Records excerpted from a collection
########

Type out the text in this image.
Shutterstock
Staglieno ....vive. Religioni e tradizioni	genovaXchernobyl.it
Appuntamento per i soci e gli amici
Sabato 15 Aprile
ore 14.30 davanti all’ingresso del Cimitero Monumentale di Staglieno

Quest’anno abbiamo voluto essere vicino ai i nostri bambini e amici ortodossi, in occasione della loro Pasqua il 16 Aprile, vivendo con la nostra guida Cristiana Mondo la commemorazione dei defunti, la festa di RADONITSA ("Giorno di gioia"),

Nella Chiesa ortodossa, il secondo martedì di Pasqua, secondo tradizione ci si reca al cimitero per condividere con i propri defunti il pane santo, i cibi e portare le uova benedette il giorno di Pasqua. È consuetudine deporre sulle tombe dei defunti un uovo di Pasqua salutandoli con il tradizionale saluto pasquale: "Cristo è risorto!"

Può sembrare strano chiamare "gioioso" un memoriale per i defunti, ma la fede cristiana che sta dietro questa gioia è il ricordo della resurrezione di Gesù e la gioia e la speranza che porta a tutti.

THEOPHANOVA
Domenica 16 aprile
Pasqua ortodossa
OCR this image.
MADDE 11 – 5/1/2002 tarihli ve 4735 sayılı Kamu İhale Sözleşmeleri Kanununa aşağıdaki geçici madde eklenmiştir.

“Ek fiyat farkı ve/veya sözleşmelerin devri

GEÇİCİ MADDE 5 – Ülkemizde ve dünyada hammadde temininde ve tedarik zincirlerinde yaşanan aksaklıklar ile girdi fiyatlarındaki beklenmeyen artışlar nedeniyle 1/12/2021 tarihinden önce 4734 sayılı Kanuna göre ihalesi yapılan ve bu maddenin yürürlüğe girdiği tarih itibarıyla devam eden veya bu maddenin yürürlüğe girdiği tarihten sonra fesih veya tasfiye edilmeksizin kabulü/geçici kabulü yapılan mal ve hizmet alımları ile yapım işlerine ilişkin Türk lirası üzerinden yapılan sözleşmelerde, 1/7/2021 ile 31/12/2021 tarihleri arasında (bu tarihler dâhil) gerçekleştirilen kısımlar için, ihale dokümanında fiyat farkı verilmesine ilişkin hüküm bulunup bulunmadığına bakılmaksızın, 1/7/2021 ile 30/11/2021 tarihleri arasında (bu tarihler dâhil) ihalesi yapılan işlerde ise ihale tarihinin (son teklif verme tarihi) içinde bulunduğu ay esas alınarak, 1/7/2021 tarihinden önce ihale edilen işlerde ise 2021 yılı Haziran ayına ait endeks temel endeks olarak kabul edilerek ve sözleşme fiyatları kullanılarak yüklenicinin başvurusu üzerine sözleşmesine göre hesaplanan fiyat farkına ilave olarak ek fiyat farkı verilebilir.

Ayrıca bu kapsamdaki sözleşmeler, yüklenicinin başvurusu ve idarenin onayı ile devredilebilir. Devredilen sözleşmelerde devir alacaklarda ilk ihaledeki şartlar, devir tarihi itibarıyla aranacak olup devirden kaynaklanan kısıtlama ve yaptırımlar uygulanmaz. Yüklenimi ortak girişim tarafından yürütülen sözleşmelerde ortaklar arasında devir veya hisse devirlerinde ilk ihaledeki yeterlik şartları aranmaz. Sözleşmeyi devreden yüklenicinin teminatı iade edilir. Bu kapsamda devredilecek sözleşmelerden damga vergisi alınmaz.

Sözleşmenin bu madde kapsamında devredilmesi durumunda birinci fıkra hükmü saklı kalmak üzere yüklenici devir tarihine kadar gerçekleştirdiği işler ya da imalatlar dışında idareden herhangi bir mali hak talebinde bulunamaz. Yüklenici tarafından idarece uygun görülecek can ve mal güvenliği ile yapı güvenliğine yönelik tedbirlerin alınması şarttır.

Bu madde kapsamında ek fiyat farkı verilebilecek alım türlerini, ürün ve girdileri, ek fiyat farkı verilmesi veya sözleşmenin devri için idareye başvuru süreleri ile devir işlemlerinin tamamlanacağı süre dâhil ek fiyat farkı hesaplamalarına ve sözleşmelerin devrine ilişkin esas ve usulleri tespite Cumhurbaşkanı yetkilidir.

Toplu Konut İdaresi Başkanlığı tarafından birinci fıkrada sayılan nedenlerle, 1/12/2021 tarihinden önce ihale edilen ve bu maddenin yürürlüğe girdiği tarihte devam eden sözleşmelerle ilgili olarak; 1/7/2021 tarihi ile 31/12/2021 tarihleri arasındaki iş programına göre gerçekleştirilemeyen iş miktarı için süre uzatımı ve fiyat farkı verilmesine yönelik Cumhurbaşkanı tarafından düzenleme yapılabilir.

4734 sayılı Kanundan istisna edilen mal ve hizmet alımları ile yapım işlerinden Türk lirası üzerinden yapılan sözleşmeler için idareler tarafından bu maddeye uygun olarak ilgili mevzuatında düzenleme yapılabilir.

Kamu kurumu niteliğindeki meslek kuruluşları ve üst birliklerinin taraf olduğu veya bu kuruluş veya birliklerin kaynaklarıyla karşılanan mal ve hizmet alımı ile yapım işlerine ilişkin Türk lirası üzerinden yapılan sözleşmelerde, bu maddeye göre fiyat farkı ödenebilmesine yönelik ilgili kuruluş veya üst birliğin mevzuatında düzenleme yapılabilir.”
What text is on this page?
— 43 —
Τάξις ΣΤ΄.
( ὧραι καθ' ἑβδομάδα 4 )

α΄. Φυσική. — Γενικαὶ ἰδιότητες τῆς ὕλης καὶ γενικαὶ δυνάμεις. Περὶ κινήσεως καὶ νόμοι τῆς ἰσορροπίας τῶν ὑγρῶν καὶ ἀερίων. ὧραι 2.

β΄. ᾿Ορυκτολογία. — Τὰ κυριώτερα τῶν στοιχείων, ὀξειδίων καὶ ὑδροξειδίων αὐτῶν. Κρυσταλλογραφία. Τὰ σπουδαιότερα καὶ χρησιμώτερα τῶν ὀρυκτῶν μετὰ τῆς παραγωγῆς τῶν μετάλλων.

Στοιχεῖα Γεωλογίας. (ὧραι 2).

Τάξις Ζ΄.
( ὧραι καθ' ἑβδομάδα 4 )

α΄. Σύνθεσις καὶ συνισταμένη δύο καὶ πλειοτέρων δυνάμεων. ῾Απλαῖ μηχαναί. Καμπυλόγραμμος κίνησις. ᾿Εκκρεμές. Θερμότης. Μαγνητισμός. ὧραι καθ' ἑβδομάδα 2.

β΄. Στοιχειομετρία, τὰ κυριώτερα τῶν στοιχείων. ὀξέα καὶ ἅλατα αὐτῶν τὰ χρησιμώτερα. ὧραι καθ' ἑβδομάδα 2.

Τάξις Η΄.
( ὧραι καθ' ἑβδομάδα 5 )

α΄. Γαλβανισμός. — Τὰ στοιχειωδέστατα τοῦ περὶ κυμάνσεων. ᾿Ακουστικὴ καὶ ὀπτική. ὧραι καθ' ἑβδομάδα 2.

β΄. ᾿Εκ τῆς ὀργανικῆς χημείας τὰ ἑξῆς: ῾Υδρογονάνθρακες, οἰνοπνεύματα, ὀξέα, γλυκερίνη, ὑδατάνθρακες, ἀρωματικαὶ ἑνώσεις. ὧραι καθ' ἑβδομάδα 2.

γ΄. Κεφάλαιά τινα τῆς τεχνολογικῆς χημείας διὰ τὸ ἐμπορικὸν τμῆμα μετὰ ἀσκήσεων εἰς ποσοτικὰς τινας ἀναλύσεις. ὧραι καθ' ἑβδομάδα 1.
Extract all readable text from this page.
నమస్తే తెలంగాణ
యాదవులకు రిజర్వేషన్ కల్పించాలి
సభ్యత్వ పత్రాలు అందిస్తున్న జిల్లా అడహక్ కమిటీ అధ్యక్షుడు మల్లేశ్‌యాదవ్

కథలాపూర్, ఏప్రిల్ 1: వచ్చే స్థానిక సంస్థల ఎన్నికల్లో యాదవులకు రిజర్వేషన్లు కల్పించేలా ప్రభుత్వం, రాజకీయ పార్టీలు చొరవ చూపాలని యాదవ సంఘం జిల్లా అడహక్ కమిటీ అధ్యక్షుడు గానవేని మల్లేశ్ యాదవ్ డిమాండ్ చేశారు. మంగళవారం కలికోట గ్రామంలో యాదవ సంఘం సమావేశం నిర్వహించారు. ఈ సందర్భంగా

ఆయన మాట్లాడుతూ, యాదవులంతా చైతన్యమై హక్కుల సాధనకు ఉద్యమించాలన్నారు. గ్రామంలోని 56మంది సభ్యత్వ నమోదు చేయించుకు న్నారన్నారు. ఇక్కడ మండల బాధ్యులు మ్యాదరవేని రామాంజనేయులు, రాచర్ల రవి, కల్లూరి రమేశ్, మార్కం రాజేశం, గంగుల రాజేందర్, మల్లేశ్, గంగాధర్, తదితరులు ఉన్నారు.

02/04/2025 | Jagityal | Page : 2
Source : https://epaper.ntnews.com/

########

GIVEN TASK:
Give back exactly the lines from the one containing "Extract all readable text from this page." to the end of the material, both ends included.

RESULT:
Extract all readable text from this page.
నమస్తే తెలంగాణ
యాదవులకు రిజర్వేషన్ కల్పించాలి
సభ్యత్వ పత్రాలు అందిస్తున్న జిల్లా అడహక్ కమిటీ అధ్యక్షుడు మల్లేశ్‌యాదవ్

కథలాపూర్, ఏప్రిల్ 1: వచ్చే స్థానిక సంస్థల ఎన్నికల్లో యాదవులకు రిజర్వేషన్లు కల్పించేలా ప్రభుత్వం, రాజకీయ పార్టీలు చొరవ చూపాలని యాదవ సంఘం జిల్లా అడహక్ కమిటీ అధ్యక్షుడు గానవేని మల్లేశ్ యాదవ్ డిమాండ్ చేశారు. మంగళవారం కలికోట గ్రామంలో యాదవ సంఘం సమావేశం నిర్వహించారు. ఈ సందర్భంగా

ఆయన మాట్లాడుతూ, యాదవులంతా చైతన్యమై హక్కుల సాధనకు ఉద్యమించాలన్నారు. గ్రామంలోని 56మంది సభ్యత్వ నమోదు చేయించుకు న్నారన్నారు. ఇక్కడ మండల బాధ్యులు మ్యాదరవేని రామాంజనేయులు, రాచర్ల రవి, కల్లూరి రమేశ్, మార్కం రాజేశం, గంగుల రాజేందర్, మల్లేశ్, గంగాధర్, తదితరులు ఉన్నారు.

02/04/2025 | Jagityal | Page : 2
Source : https://epaper.ntnews.com/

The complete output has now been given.